Exercise details
Check every line of the entries below for the word "Felryn", and copy the ones that have it.

BEGIN Data listing

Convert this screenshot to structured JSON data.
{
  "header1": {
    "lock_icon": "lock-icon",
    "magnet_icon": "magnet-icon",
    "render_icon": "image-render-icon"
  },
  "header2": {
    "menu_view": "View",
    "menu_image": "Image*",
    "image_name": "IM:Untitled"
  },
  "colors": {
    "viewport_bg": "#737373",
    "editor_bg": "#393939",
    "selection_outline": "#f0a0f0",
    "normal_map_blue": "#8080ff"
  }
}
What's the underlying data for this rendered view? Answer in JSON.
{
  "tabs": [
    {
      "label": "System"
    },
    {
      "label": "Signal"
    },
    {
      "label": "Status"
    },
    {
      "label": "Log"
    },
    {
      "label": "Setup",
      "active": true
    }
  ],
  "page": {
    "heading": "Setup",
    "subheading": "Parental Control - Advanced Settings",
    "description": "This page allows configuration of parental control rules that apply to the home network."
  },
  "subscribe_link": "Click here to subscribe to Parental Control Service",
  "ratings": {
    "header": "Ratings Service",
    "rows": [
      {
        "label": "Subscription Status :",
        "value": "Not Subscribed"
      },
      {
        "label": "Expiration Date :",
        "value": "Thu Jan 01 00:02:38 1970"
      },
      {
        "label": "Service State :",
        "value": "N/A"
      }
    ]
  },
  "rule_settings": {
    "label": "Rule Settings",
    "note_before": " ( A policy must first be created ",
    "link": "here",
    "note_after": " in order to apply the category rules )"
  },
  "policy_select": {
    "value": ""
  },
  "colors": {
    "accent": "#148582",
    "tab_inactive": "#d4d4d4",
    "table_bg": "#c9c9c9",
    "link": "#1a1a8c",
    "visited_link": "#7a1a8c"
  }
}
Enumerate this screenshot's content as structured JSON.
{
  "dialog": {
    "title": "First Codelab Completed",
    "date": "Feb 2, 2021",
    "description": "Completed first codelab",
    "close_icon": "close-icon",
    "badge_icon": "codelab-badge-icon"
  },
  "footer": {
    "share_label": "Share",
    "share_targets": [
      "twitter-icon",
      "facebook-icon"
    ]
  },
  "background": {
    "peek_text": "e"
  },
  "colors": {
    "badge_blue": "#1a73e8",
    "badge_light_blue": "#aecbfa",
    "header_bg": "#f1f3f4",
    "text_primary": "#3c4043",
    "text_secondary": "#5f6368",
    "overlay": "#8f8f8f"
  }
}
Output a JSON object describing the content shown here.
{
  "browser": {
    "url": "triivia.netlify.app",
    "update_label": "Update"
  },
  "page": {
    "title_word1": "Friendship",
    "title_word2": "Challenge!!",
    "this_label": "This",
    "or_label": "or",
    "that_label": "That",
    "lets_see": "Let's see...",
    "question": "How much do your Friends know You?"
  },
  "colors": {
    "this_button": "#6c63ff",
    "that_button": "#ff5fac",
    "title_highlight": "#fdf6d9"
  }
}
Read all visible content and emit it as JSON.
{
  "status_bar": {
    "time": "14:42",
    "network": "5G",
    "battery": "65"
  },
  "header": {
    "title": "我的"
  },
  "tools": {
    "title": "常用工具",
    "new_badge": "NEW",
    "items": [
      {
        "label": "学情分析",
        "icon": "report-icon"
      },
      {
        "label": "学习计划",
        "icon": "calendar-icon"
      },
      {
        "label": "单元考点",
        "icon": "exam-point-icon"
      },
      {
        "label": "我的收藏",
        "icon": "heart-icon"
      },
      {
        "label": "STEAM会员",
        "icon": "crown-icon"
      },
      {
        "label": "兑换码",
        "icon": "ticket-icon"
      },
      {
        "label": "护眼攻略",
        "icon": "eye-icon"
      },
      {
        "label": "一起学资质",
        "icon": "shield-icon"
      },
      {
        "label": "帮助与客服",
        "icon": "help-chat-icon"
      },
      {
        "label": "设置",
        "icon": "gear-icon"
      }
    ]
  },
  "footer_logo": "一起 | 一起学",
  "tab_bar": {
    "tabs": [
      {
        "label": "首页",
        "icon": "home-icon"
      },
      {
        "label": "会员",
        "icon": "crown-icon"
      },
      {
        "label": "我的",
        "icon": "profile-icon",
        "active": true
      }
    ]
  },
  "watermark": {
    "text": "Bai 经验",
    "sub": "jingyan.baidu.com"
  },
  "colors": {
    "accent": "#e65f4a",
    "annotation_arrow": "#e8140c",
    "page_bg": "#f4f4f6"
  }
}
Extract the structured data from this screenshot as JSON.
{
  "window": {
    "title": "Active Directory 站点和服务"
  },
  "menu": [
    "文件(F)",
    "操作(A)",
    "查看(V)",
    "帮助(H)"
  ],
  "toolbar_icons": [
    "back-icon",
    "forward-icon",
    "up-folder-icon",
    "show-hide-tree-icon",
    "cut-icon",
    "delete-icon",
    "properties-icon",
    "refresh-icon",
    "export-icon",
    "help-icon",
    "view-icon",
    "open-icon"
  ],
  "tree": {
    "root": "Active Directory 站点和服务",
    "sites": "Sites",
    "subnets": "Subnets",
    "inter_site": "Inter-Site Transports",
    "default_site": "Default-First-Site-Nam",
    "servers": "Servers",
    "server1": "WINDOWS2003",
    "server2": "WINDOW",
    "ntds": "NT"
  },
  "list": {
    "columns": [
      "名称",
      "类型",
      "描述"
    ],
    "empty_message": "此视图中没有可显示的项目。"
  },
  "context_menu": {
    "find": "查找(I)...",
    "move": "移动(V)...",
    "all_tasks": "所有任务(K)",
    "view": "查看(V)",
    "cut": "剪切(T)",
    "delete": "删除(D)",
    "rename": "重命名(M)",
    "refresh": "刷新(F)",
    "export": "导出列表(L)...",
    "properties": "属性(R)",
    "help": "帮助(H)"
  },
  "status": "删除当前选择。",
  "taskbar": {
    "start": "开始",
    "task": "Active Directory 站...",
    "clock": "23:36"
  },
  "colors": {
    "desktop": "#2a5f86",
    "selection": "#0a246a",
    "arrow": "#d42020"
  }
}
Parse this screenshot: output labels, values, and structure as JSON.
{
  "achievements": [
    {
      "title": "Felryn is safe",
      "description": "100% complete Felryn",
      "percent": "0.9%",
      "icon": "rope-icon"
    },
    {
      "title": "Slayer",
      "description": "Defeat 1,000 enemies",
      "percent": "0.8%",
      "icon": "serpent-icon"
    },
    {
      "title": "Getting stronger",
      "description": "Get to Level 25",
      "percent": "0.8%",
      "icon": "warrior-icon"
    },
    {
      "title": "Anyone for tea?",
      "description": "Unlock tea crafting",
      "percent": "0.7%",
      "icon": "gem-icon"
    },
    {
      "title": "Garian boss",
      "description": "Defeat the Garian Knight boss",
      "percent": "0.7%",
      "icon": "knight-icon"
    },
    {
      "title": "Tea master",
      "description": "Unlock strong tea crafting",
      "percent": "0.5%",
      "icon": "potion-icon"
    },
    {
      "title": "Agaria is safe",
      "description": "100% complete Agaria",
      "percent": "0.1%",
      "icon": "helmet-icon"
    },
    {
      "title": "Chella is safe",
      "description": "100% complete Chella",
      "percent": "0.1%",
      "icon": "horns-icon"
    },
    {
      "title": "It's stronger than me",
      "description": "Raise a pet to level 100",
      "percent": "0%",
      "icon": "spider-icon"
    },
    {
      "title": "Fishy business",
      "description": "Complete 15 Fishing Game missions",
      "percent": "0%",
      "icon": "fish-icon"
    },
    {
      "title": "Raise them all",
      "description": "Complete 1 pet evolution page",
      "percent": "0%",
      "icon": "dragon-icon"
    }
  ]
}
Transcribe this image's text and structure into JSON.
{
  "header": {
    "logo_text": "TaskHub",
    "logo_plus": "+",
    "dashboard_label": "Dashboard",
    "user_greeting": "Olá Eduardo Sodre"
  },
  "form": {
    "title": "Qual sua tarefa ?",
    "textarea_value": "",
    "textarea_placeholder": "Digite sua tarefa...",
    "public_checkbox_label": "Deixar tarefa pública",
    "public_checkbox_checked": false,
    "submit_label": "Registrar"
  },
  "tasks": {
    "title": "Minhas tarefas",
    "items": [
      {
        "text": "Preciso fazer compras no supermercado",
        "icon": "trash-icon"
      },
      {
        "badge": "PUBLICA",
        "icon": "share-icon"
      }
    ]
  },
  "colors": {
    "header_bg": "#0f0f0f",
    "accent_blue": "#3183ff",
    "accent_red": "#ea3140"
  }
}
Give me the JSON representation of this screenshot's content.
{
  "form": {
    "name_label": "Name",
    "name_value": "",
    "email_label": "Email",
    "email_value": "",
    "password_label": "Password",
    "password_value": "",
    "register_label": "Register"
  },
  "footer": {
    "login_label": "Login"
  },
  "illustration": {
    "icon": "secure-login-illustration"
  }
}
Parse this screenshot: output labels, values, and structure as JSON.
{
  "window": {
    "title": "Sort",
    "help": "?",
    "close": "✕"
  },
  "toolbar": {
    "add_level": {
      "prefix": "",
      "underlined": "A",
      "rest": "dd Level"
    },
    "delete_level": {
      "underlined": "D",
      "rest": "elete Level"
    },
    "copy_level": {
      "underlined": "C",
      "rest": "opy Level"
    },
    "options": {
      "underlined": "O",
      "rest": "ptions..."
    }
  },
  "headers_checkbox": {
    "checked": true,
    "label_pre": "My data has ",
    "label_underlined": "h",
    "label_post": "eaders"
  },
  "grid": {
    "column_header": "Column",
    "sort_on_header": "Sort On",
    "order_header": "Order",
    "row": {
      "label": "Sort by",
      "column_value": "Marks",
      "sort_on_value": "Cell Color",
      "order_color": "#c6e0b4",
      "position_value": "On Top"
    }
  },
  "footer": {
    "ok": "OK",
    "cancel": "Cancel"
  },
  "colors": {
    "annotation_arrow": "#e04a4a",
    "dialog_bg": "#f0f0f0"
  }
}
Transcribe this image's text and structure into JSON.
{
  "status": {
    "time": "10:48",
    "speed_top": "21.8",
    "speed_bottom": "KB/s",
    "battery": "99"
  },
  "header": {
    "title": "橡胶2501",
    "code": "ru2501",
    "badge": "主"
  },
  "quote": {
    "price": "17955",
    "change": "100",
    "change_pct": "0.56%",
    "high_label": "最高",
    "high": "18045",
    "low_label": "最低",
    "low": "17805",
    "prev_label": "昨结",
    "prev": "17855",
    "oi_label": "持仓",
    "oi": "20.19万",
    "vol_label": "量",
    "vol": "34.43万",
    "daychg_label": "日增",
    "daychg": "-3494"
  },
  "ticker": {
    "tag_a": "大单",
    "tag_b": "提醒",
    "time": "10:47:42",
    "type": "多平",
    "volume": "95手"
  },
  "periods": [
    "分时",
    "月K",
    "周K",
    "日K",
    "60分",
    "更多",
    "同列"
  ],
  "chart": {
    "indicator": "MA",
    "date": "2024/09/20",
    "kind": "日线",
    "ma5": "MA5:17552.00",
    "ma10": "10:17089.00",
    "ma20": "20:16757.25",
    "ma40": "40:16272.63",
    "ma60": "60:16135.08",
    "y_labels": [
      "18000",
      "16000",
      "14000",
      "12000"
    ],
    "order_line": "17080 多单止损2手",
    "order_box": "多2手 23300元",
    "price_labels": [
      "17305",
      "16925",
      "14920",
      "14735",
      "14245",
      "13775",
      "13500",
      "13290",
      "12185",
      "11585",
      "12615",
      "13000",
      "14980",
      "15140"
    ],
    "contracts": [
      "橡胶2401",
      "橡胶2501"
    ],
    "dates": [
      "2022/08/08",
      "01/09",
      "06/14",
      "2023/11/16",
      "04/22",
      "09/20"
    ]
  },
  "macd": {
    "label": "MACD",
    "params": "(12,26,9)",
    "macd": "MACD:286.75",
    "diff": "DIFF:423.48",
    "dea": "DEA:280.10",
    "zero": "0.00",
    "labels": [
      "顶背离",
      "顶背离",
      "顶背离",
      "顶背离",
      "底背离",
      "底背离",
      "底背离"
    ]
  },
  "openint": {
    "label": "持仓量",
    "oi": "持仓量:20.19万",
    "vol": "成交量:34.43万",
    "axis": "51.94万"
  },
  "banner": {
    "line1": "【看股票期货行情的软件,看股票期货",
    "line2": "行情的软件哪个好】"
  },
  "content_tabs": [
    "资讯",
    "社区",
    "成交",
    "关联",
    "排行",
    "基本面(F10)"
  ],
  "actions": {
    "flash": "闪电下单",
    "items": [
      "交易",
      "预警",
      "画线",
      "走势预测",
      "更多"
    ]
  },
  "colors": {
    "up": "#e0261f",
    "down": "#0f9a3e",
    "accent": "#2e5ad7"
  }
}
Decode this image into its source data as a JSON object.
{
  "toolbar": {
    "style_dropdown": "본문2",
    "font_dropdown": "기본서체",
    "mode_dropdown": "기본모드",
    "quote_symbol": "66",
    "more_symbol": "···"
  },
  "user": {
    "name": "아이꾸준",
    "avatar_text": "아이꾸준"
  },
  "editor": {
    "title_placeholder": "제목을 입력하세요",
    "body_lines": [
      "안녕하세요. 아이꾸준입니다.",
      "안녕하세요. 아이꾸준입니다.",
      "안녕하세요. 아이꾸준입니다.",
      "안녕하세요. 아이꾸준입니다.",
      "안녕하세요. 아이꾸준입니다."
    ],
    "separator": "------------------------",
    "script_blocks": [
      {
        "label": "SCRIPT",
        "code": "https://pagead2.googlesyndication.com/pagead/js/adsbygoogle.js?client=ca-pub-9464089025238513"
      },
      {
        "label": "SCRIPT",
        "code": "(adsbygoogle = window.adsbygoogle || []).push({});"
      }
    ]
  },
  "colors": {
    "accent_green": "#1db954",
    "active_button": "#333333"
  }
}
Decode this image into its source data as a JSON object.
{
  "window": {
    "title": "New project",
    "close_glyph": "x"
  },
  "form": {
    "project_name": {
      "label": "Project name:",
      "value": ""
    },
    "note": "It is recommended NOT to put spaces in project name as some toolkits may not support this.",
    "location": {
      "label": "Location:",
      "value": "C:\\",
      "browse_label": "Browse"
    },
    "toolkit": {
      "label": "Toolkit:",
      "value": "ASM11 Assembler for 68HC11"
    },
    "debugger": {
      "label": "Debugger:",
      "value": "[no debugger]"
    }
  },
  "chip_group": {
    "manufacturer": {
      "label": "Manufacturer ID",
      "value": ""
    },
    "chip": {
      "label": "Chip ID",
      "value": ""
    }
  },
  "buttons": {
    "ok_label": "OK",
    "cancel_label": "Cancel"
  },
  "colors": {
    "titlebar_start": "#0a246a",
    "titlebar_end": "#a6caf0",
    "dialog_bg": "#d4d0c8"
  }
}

END Data listing

Final answer
      "title": "Felryn is safe",
      "description": "100% complete Felryn",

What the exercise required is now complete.